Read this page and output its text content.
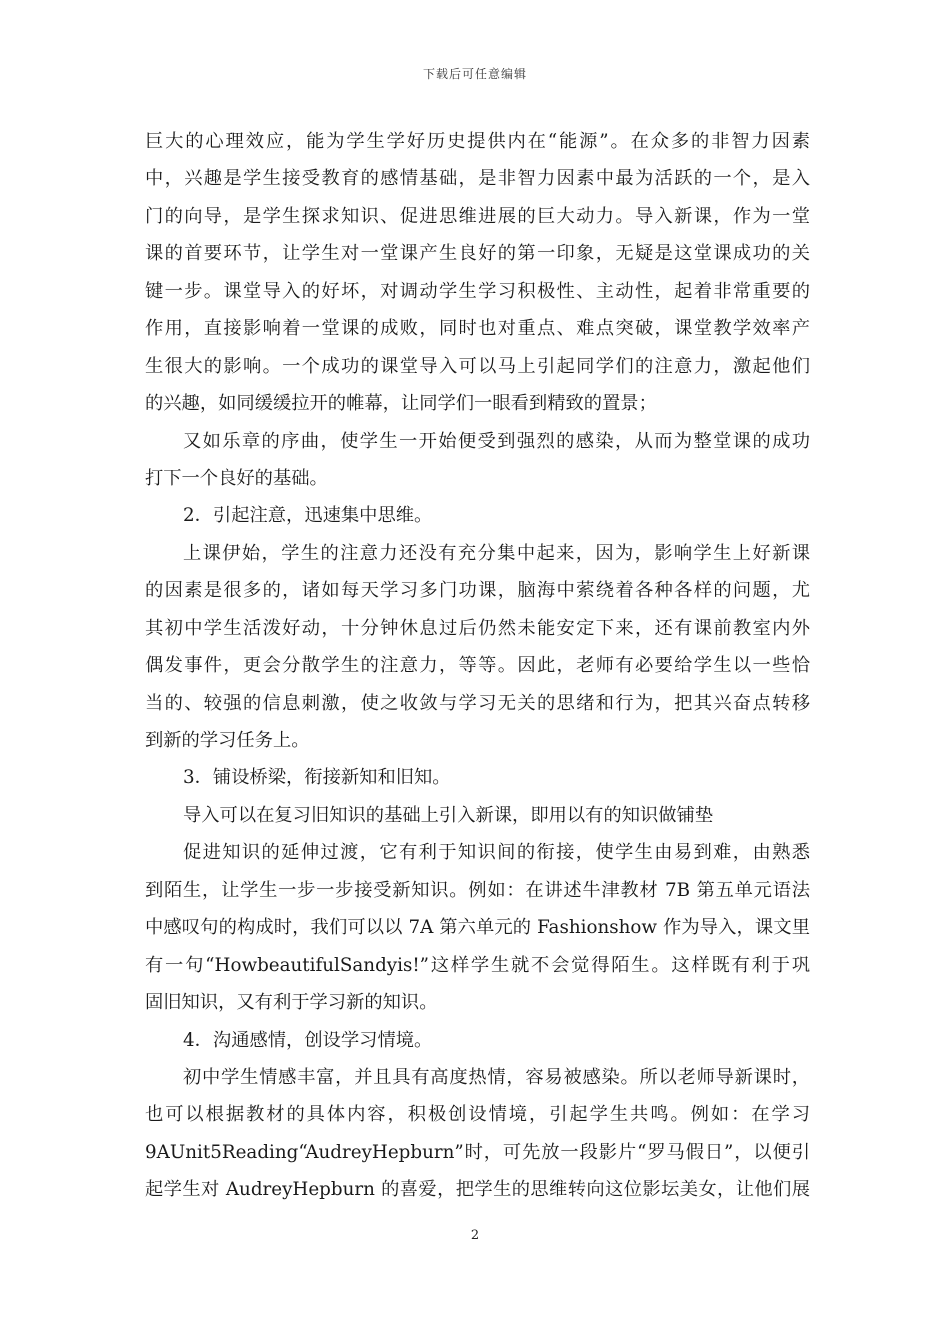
下载后可任意编辑
巨大的心理效应，能为学生学好历史提供内在“能源”。在众多的非智力因素
中，兴趣是学生接受教育的感情基础，是非智力因素中最为活跃的一个，是入
门的向导，是学生探求知识、促进思维进展的巨大动力。导入新课，作为一堂
课的首要环节，让学生对一堂课产生良好的第一印象，无疑是这堂课成功的关
键一步。课堂导入的好坏，对调动学生学习积极性、主动性，起着非常重要的
作用，直接影响着一堂课的成败，同时也对重点、难点突破，课堂教学效率产
生很大的影响。一个成功的课堂导入可以马上引起同学们的注意力，激起他们
的兴趣，如同缓缓拉开的帷幕，让同学们一眼看到精致的置景；
又如乐章的序曲，使学生一开始便受到强烈的感染，从而为整堂课的成功
打下一个良好的基础。
2．引起注意，迅速集中思维。
上课伊始，学生的注意力还没有充分集中起来，因为，影响学生上好新课
的因素是很多的，诸如每天学习多门功课，脑海中萦绕着各种各样的问题，尤
其初中学生活泼好动，十分钟休息过后仍然未能安定下来，还有课前教室内外
偶发事件，更会分散学生的注意力，等等。因此，老师有必要给学生以一些恰
当的、较强的信息刺激，使之收敛与学习无关的思绪和行为，把其兴奋点转移
到新的学习任务上。
3．铺设桥梁，衔接新知和旧知。
导入可以在复习旧知识的基础上引入新课，即用以有的知识做铺垫
促进知识的延伸过渡，它有利于知识间的衔接，使学生由易到难，由熟悉
到陌生，让学生一步一步接受新知识。例如：在讲述牛津教材 7B 第五单元语法
中感叹句的构成时，我们可以以 7A 第六单元的 Fashionshow 作为导入，课文里
有一句“HowbeautifulSandyis!”这样学生就不会觉得陌生。这样既有利于巩
固旧知识，又有利于学习新的知识。
4．沟通感情，创设学习情境。
初中学生情感丰富，并且具有高度热情，容易被感染。所以老师导新课时，
也可以根据教材的具体内容，积极创设情境，引起学生共鸣。例如：在学习
9AUnit5Reading“AudreyHepburn”时，可先放一段影片“罗马假日”，以便引
起学生对 AudreyHepburn 的喜爱，把学生的思维转向这位影坛美女，让他们展
2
·····
▶ What is required
Output a faithful copy of the data, with each picture left out.

▶ Reply
Read this page and output its text content.
下载后可任意编辑
巨大的心理效应，能为学生学好历史提供内在“能源”。在众多的非智力因素
中，兴趣是学生接受教育的感情基础，是非智力因素中最为活跃的一个，是入
门的向导，是学生探求知识、促进思维进展的巨大动力。导入新课，作为一堂
课的首要环节，让学生对一堂课产生良好的第一印象，无疑是这堂课成功的关
键一步。课堂导入的好坏，对调动学生学习积极性、主动性，起着非常重要的
作用，直接影响着一堂课的成败，同时也对重点、难点突破，课堂教学效率产
生很大的影响。一个成功的课堂导入可以马上引起同学们的注意力，激起他们
的兴趣，如同缓缓拉开的帷幕，让同学们一眼看到精致的置景；
又如乐章的序曲，使学生一开始便受到强烈的感染，从而为整堂课的成功
打下一个良好的基础。
2．引起注意，迅速集中思维。
上课伊始，学生的注意力还没有充分集中起来，因为，影响学生上好新课
的因素是很多的，诸如每天学习多门功课，脑海中萦绕着各种各样的问题，尤
其初中学生活泼好动，十分钟休息过后仍然未能安定下来，还有课前教室内外
偶发事件，更会分散学生的注意力，等等。因此，老师有必要给学生以一些恰
当的、较强的信息刺激，使之收敛与学习无关的思绪和行为，把其兴奋点转移
到新的学习任务上。
3．铺设桥梁，衔接新知和旧知。
导入可以在复习旧知识的基础上引入新课，即用以有的知识做铺垫
促进知识的延伸过渡，它有利于知识间的衔接，使学生由易到难，由熟悉
到陌生，让学生一步一步接受新知识。例如：在讲述牛津教材 7B 第五单元语法
中感叹句的构成时，我们可以以 7A 第六单元的 Fashionshow 作为导入，课文里
有一句“HowbeautifulSandyis!”这样学生就不会觉得陌生。这样既有利于巩
固旧知识，又有利于学习新的知识。
4．沟通感情，创设学习情境。
初中学生情感丰富，并且具有高度热情，容易被感染。所以老师导新课时，
也可以根据教材的具体内容，积极创设情境，引起学生共鸣。例如：在学习
9AUnit5Reading“AudreyHepburn”时，可先放一段影片“罗马假日”，以便引
起学生对 AudreyHepburn 的喜爱，把学生的思维转向这位影坛美女，让他们展
2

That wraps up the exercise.